▶ _EXERCISES_:
a) In the Read Better Be Better post, which subject did the writer get an F in on the third-grade report card?
b) Please translate this sentence from the Read Better Be Better post into Spanish: "Knowledge is the most powerful thing you can own."

▶ _DOCUMENT SECTION_:
↓
Written by Amber Chavez, Read Better Be Better Site Leader
Let me start off by saying that I think Read Better Be Better is an amazing program and by the time you are done reading this, I think…no, I know you will feel the same way about it. That’s how confident I am.
And yeah, you’re probably thinking, “You’re biased, you work for them! Why should I believe you?” Well, sure, I do work for Read Better Be Better, BUT I can 100% say with conviction that if I didn’t work for them, I would still feel the same way.
But I’m getting ahead of myself, let’s go back about 15 years, to when I myself was a tiny 3rd-grader.
I was the type of kid who got straight A’s, I got gold stars in every one of my classes and I did my work while having fun in the process. Third-grade is when it all changed for me. No, I didn’t win the talent show, and no, I didn’t get my first kiss—that was the year I got my first F.
Imagine being 8–years–old again—the only thing on your mind is what the lunch lady is going to serve for lunch and who is going to swing first for baseball at recess. Not a care in the world. Until you receive your report card in the mail. You look over all the subjects and see nothing but A’s…until you get down to something called “Reading Comprehension” and see a giant red F next to it.
You swear it has demon eyes and starts speaking in tongues. Your world is shaken and you don’t know if you can go on. Trust me, it’s terrifying to a child. Especially to a child who doesn’t want to upset their parents. I was an only child, so my parents didn’t have any other kids to be proud of. Sure, I got more attention, but that came with its disadvantages.
So, of course, they were disappointed when they saw that failure mark. But more importantly, I felt like a failure. No 8-year-old should feel like a failure, they haven’t even gone through the trials and tribulations of puberty yet! But this was the end of the world for me. A hell of my own making. And I didn’t know what to do.
I remember my mother explaining to me that “Reading Comprehension” was just being able to comprehend what I can read. So, all I needed to do was get those scores up, and then I would get my A back. Easy enough, right? Well, there was one problem, I hated reading.
Why you ask? Because I couldn’t understand what was on the page. I could physically read the words, but I had no clue what they really meant. I remember reading sentences 40 or 50 times and still not understanding what it was really saying. It was boring. Soon that boredom turned to frustration, and that frustration turned to hate—this was not going to be easy.
My teacher couldn’t help me as in-depth as I needed, she had 30 other students to worry about. So, I was left to fall through the cracks. And mind you, this was before the State Legislators came up with policy that if a child’s literacy doesn’t improve by 3rd–grade, they don’t move on to 4th. I was moving on before I actually grasped the tools to succeed
This story has a light at the end of the tunnel, trust me. Sure, I was in the dark for a long time with reading, but I did have a saving grace, someone I owe most of my accomplishments to: my mom. She sat me down that summer and told me that I was going to work my butt off to improve my scores. She didn’t care how long it took, she just knew that I was not going to do it alone, she was going to help me.
She said, “Because reading is so important, it can be fun too. But most of all, once you know what things mean, you can understand what you are reading. Knowledge is the most powerful thing you can own. No one can ever take that away from you. Cherish it, because you are going to need it in this crazy world.” Even as a 3rd–grader, I knew that was powerful.
So, every day that summer, while my friends were outside playing Cops and Robbers on their bikes, going to the pool, and chasing down ice cream trucks, I was inside reading, and reading, and reading. My mother had me complete worksheets, comprise book reports, and even made little tests for me.
↑
▶ _DATASET ENTRIES_:
↓
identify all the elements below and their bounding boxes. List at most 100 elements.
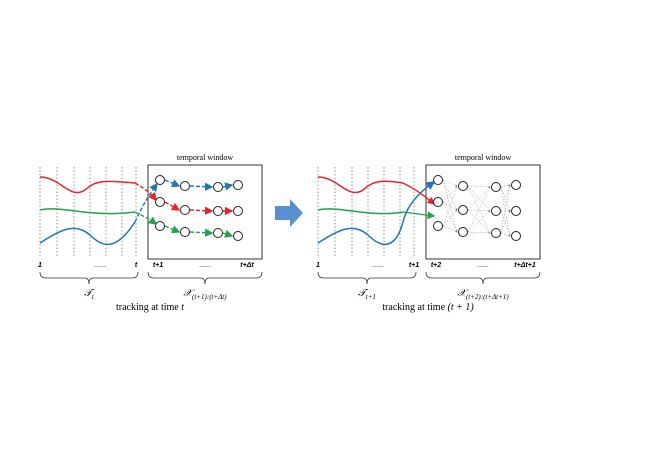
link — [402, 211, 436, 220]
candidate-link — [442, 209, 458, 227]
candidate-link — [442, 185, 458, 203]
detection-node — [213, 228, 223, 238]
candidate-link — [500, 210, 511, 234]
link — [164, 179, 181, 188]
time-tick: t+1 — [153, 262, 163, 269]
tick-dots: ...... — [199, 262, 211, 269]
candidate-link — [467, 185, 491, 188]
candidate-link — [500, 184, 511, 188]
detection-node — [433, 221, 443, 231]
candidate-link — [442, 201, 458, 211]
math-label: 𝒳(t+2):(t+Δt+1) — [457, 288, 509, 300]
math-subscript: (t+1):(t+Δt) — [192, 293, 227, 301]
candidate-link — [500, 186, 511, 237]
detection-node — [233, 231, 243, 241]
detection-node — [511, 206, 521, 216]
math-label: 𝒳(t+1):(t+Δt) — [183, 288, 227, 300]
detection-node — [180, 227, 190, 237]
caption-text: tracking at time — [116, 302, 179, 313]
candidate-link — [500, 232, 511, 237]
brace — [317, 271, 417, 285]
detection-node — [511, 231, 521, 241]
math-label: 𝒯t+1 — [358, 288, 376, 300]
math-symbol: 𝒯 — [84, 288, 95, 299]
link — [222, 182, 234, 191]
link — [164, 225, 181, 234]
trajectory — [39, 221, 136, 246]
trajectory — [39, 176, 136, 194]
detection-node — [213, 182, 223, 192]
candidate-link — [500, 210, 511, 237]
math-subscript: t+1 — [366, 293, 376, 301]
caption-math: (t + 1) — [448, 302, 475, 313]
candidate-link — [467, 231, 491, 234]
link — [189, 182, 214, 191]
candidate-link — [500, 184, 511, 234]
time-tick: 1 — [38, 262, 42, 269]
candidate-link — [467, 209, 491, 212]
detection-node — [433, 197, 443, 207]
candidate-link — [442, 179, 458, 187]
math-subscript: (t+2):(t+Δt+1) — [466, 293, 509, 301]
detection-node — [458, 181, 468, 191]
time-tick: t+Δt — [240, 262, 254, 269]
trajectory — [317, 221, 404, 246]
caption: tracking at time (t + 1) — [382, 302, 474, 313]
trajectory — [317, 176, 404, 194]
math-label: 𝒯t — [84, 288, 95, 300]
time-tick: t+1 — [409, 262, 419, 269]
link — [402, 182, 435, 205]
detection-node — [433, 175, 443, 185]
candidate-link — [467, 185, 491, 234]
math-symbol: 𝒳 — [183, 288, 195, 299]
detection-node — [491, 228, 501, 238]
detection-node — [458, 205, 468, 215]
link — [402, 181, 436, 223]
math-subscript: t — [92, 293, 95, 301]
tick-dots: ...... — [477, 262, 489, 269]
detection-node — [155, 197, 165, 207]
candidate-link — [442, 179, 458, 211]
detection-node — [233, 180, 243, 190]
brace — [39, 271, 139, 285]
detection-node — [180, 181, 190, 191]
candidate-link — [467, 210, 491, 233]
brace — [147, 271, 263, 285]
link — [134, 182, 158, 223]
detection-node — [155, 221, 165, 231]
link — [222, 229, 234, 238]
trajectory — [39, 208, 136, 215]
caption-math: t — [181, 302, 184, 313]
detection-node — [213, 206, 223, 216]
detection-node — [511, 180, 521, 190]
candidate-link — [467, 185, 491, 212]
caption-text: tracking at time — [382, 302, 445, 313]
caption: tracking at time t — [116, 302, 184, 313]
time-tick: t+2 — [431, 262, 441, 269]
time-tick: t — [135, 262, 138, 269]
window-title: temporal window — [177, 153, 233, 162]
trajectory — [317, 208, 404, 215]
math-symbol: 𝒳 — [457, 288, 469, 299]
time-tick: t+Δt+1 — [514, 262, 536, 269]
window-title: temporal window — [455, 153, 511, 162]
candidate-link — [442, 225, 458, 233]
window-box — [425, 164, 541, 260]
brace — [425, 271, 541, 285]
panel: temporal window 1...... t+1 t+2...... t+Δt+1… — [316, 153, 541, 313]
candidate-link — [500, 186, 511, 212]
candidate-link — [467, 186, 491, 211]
↑
▶ _ANSWERS IN ORDER_:
a) Reading Comprehension.

b) El conocimiento es lo más poderoso que puedes poseer.